* **Dataset records**
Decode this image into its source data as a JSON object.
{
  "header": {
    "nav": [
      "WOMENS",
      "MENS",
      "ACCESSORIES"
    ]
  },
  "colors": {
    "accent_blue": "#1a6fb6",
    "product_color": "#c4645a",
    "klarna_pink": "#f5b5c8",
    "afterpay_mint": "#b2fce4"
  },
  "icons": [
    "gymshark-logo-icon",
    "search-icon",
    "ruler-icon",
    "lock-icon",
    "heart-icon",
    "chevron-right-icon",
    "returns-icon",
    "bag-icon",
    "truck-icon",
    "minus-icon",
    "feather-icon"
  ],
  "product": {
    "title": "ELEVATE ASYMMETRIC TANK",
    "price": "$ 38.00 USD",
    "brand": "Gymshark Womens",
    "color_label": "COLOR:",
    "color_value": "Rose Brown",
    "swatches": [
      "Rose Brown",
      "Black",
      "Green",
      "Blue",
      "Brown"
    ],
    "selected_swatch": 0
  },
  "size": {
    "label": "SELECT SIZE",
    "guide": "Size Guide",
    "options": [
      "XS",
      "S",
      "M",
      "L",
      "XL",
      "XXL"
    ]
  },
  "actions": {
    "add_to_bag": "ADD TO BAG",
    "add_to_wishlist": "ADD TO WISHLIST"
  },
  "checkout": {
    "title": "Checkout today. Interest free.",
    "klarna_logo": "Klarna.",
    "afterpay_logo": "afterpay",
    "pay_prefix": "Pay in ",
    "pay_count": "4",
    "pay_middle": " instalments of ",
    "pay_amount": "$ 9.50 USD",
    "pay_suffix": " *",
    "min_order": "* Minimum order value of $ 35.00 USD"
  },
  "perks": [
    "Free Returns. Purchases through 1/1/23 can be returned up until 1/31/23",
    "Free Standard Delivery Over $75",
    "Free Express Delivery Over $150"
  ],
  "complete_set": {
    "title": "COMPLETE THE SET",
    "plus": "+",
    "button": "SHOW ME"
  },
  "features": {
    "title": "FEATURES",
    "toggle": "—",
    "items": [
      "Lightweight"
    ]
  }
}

* **Aim of the exercise**
Nothing should be changed: write out all of the data as is.

* **Worked solution**
Decode this image into its source data as a JSON object.
{
  "header": {
    "nav": [
      "WOMENS",
      "MENS",
      "ACCESSORIES"
    ]
  },
  "colors": {
    "accent_blue": "#1a6fb6",
    "product_color": "#c4645a",
    "klarna_pink": "#f5b5c8",
    "afterpay_mint": "#b2fce4"
  },
  "icons": [
    "gymshark-logo-icon",
    "search-icon",
    "ruler-icon",
    "lock-icon",
    "heart-icon",
    "chevron-right-icon",
    "returns-icon",
    "bag-icon",
    "truck-icon",
    "minus-icon",
    "feather-icon"
  ],
  "product": {
    "title": "ELEVATE ASYMMETRIC TANK",
    "price": "$ 38.00 USD",
    "brand": "Gymshark Womens",
    "color_label": "COLOR:",
    "color_value": "Rose Brown",
    "swatches": [
      "Rose Brown",
      "Black",
      "Green",
      "Blue",
      "Brown"
    ],
    "selected_swatch": 0
  },
  "size": {
    "label": "SELECT SIZE",
    "guide": "Size Guide",
    "options": [
      "XS",
      "S",
      "M",
      "L",
      "XL",
      "XXL"
    ]
  },
  "actions": {
    "add_to_bag": "ADD TO BAG",
    "add_to_wishlist": "ADD TO WISHLIST"
  },
  "checkout": {
    "title": "Checkout today. Interest free.",
    "klarna_logo": "Klarna.",
    "afterpay_logo": "afterpay",
    "pay_prefix": "Pay in ",
    "pay_count": "4",
    "pay_middle": " instalments of ",
    "pay_amount": "$ 9.50 USD",
    "pay_suffix": " *",
    "min_order": "* Minimum order value of $ 35.00 USD"
  },
  "perks": [
    "Free Returns. Purchases through 1/1/23 can be returned up until 1/31/23",
    "Free Standard Delivery Over $75",
    "Free Express Delivery Over $150"
  ],
  "complete_set": {
    "title": "COMPLETE THE SET",
    "plus": "+",
    "button": "SHOW ME"
  },
  "features": {
    "title": "FEATURES",
    "toggle": "—",
    "items": [
      "Lightweight"
    ]
  }
}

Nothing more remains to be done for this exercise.